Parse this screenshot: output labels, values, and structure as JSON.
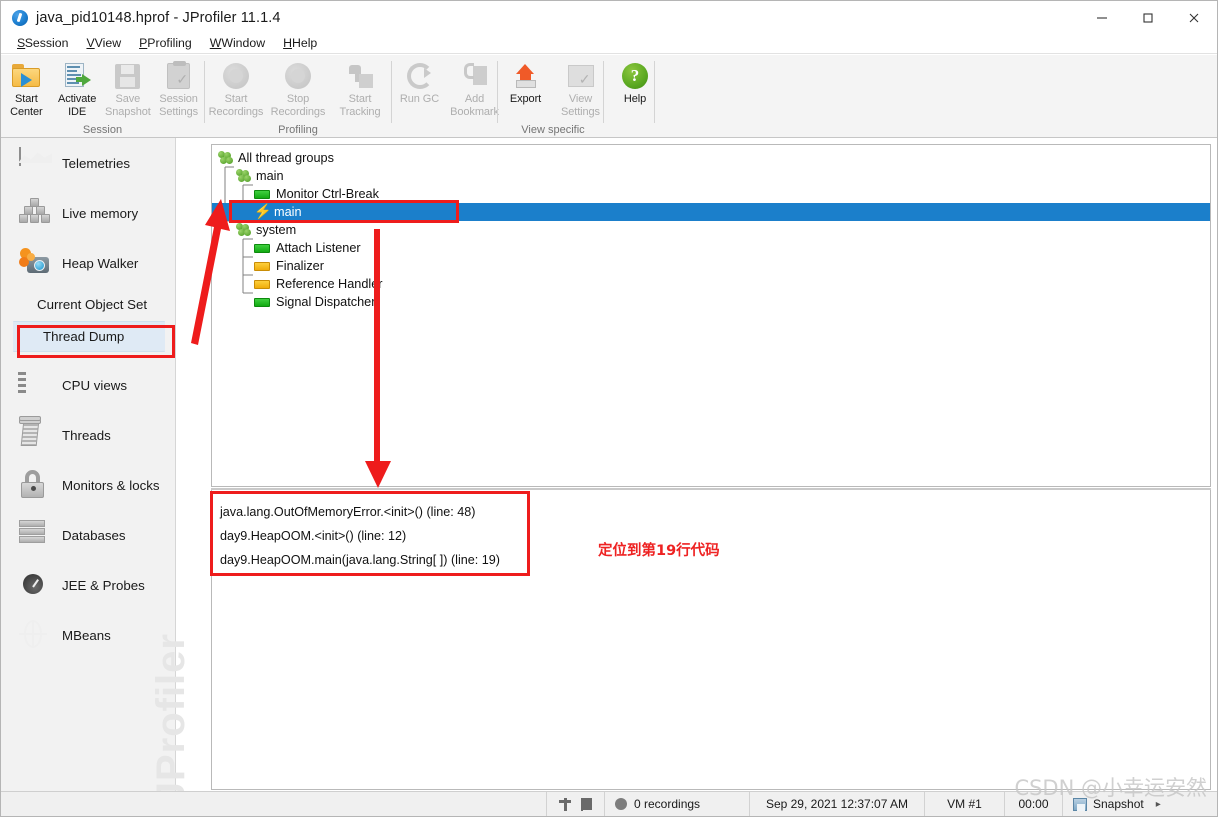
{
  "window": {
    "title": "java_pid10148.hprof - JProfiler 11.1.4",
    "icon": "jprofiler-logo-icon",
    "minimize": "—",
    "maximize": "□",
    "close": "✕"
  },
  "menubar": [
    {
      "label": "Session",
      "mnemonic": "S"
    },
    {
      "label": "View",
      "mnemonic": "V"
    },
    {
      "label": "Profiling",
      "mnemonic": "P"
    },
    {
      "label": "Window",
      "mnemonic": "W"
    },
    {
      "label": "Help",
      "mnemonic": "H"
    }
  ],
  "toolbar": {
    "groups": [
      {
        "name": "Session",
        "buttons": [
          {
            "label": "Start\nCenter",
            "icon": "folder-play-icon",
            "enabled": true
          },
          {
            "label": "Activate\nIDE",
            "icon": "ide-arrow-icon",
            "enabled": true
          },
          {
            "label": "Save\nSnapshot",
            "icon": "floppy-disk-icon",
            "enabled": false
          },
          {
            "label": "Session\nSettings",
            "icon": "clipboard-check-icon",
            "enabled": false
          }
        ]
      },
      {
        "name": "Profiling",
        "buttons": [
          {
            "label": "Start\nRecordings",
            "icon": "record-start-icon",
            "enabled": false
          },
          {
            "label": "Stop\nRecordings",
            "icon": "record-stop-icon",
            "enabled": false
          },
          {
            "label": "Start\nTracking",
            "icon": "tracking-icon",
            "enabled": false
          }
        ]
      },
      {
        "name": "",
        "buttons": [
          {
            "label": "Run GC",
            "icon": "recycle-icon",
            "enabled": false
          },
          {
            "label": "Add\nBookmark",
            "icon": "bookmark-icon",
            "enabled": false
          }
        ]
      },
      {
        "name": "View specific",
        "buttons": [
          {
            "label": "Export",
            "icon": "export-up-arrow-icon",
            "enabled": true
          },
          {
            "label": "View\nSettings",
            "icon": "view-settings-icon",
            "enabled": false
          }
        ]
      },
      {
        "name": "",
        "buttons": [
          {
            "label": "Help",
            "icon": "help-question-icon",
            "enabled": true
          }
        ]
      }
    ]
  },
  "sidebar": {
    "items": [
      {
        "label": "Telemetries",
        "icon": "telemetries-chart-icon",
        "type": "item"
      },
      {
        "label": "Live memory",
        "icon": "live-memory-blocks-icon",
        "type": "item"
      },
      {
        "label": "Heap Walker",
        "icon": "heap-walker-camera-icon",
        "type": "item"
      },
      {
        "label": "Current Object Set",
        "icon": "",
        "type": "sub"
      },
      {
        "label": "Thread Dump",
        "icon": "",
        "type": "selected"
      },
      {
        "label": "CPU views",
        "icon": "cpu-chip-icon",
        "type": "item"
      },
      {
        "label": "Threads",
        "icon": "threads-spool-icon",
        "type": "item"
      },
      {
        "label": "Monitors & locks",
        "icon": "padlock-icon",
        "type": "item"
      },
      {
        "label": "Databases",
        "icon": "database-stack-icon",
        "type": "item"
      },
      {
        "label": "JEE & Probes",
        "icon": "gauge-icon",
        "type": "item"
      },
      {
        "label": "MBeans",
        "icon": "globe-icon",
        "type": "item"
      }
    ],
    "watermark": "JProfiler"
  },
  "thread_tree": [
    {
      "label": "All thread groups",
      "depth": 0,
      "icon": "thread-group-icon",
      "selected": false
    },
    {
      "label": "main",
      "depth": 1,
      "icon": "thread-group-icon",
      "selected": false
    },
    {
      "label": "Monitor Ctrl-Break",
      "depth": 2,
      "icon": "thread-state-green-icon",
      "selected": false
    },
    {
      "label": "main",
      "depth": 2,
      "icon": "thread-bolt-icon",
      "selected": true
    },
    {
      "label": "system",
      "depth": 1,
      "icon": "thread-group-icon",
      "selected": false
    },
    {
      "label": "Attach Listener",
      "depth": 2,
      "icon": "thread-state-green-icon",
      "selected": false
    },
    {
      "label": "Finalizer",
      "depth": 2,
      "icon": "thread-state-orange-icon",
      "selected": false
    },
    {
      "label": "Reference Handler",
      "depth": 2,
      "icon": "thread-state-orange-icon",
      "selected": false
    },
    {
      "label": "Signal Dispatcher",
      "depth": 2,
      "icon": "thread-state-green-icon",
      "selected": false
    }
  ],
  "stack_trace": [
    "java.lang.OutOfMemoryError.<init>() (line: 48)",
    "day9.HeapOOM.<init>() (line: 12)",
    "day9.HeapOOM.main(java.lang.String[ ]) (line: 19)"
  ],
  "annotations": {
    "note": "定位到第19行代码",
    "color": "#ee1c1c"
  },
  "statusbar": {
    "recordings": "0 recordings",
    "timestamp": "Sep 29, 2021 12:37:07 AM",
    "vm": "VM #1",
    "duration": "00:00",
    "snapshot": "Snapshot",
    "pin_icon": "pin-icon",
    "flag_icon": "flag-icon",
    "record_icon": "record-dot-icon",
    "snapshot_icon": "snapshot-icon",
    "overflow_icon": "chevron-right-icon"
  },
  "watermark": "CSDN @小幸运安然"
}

====

GIVEN PROBLEM | Repeat the listing above exactly, with no pictures.

COMPLETED TASK |
Parse this screenshot: output labels, values, and structure as JSON.
{
  "window": {
    "title": "java_pid10148.hprof - JProfiler 11.1.4",
    "icon": "jprofiler-logo-icon",
    "minimize": "—",
    "maximize": "□",
    "close": "✕"
  },
  "menubar": [
    {
      "label": "Session",
      "mnemonic": "S"
    },
    {
      "label": "View",
      "mnemonic": "V"
    },
    {
      "label": "Profiling",
      "mnemonic": "P"
    },
    {
      "label": "Window",
      "mnemonic": "W"
    },
    {
      "label": "Help",
      "mnemonic": "H"
    }
  ],
  "toolbar": {
    "groups": [
      {
        "name": "Session",
        "buttons": [
          {
            "label": "Start\nCenter",
            "icon": "folder-play-icon",
            "enabled": true
          },
          {
            "label": "Activate\nIDE",
            "icon": "ide-arrow-icon",
            "enabled": true
          },
          {
            "label": "Save\nSnapshot",
            "icon": "floppy-disk-icon",
            "enabled": false
          },
          {
            "label": "Session\nSettings",
            "icon": "clipboard-check-icon",
            "enabled": false
          }
        ]
      },
      {
        "name": "Profiling",
        "buttons": [
          {
            "label": "Start\nRecordings",
            "icon": "record-start-icon",
            "enabled": false
          },
          {
            "label": "Stop\nRecordings",
            "icon": "record-stop-icon",
            "enabled": false
          },
          {
            "label": "Start\nTracking",
            "icon": "tracking-icon",
            "enabled": false
          }
        ]
      },
      {
        "name": "",
        "buttons": [
          {
            "label": "Run GC",
            "icon": "recycle-icon",
            "enabled": false
          },
          {
            "label": "Add\nBookmark",
            "icon": "bookmark-icon",
            "enabled": false
          }
        ]
      },
      {
        "name": "View specific",
        "buttons": [
          {
            "label": "Export",
            "icon": "export-up-arrow-icon",
            "enabled": true
          },
          {
            "label": "View\nSettings",
            "icon": "view-settings-icon",
            "enabled": false
          }
        ]
      },
      {
        "name": "",
        "buttons": [
          {
            "label": "Help",
            "icon": "help-question-icon",
            "enabled": true
          }
        ]
      }
    ]
  },
  "sidebar": {
    "items": [
      {
        "label": "Telemetries",
        "icon": "telemetries-chart-icon",
        "type": "item"
      },
      {
        "label": "Live memory",
        "icon": "live-memory-blocks-icon",
        "type": "item"
      },
      {
        "label": "Heap Walker",
        "icon": "heap-walker-camera-icon",
        "type": "item"
      },
      {
        "label": "Current Object Set",
        "icon": "",
        "type": "sub"
      },
      {
        "label": "Thread Dump",
        "icon": "",
        "type": "selected"
      },
      {
        "label": "CPU views",
        "icon": "cpu-chip-icon",
        "type": "item"
      },
      {
        "label": "Threads",
        "icon": "threads-spool-icon",
        "type": "item"
      },
      {
        "label": "Monitors & locks",
        "icon": "padlock-icon",
        "type": "item"
      },
      {
        "label": "Databases",
        "icon": "database-stack-icon",
        "type": "item"
      },
      {
        "label": "JEE & Probes",
        "icon": "gauge-icon",
        "type": "item"
      },
      {
        "label": "MBeans",
        "icon": "globe-icon",
        "type": "item"
      }
    ],
    "watermark": "JProfiler"
  },
  "thread_tree": [
    {
      "label": "All thread groups",
      "depth": 0,
      "icon": "thread-group-icon",
      "selected": false
    },
    {
      "label": "main",
      "depth": 1,
      "icon": "thread-group-icon",
      "selected": false
    },
    {
      "label": "Monitor Ctrl-Break",
      "depth": 2,
      "icon": "thread-state-green-icon",
      "selected": false
    },
    {
      "label": "main",
      "depth": 2,
      "icon": "thread-bolt-icon",
      "selected": true
    },
    {
      "label": "system",
      "depth": 1,
      "icon": "thread-group-icon",
      "selected": false
    },
    {
      "label": "Attach Listener",
      "depth": 2,
      "icon": "thread-state-green-icon",
      "selected": false
    },
    {
      "label": "Finalizer",
      "depth": 2,
      "icon": "thread-state-orange-icon",
      "selected": false
    },
    {
      "label": "Reference Handler",
      "depth": 2,
      "icon": "thread-state-orange-icon",
      "selected": false
    },
    {
      "label": "Signal Dispatcher",
      "depth": 2,
      "icon": "thread-state-green-icon",
      "selected": false
    }
  ],
  "stack_trace": [
    "java.lang.OutOfMemoryError.<init>() (line: 48)",
    "day9.HeapOOM.<init>() (line: 12)",
    "day9.HeapOOM.main(java.lang.String[ ]) (line: 19)"
  ],
  "annotations": {
    "note": "定位到第19行代码",
    "color": "#ee1c1c"
  },
  "statusbar": {
    "recordings": "0 recordings",
    "timestamp": "Sep 29, 2021 12:37:07 AM",
    "vm": "VM #1",
    "duration": "00:00",
    "snapshot": "Snapshot",
    "pin_icon": "pin-icon",
    "flag_icon": "flag-icon",
    "record_icon": "record-dot-icon",
    "snapshot_icon": "snapshot-icon",
    "overflow_icon": "chevron-right-icon"
  },
  "watermark": "CSDN @小幸运安然"
}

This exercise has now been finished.